[Collection entries]
· · · ·

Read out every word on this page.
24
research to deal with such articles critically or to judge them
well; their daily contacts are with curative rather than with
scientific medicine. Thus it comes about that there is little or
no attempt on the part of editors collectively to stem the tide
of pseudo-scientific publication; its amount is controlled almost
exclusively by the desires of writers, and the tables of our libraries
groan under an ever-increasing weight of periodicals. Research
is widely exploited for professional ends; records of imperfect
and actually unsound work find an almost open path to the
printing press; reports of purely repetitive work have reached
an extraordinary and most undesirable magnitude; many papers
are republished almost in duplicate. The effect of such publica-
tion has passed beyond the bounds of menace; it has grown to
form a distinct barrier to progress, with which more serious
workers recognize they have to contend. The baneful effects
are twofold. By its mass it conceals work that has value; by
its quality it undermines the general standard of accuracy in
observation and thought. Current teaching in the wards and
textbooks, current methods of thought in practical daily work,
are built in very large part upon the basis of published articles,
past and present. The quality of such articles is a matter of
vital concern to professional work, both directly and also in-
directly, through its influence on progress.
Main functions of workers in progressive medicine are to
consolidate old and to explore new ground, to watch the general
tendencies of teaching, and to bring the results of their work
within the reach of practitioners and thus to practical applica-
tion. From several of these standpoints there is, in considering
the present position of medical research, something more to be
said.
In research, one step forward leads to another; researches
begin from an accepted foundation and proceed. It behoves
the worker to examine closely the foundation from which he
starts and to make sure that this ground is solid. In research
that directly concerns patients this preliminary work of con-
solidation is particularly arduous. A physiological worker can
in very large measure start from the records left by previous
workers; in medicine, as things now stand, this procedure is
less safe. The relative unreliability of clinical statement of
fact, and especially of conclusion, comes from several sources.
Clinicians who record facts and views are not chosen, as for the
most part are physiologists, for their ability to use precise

· · · ·

However many lines the data holds, return each one exactly.

Read out every word on this page.
24
research to deal with such articles critically or to judge them
well; their daily contacts are with curative rather than with
scientific medicine. Thus it comes about that there is little or
no attempt on the part of editors collectively to stem the tide
of pseudo-scientific publication; its amount is controlled almost
exclusively by the desires of writers, and the tables of our libraries
groan under an ever-increasing weight of periodicals. Research
is widely exploited for professional ends; records of imperfect
and actually unsound work find an almost open path to the
printing press; reports of purely repetitive work have reached
an extraordinary and most undesirable magnitude; many papers
are republished almost in duplicate. The effect of such publica-
tion has passed beyond the bounds of menace; it has grown to
form a distinct barrier to progress, with which more serious
workers recognize they have to contend. The baneful effects
are twofold. By its mass it conceals work that has value; by
its quality it undermines the general standard of accuracy in
observation and thought. Current teaching in the wards and
textbooks, current methods of thought in practical daily work,
are built in very large part upon the basis of published articles,
past and present. The quality of such articles is a matter of
vital concern to professional work, both directly and also in-
directly, through its influence on progress.
Main functions of workers in progressive medicine are to
consolidate old and to explore new ground, to watch the general
tendencies of teaching, and to bring the results of their work
within the reach of practitioners and thus to practical applica-
tion. From several of these standpoints there is, in considering
the present position of medical research, something more to be
said.
In research, one step forward leads to another; researches
begin from an accepted foundation and proceed. It behoves
the worker to examine closely the foundation from which he
starts and to make sure that this ground is solid. In research
that directly concerns patients this preliminary work of con-
solidation is particularly arduous. A physiological worker can
in very large measure start from the records left by previous
workers; in medicine, as things now stand, this procedure is
less safe. The relative unreliability of clinical statement of
fact, and especially of conclusion, comes from several sources.
Clinicians who record facts and views are not chosen, as for the
most part are physiologists, for their ability to use precise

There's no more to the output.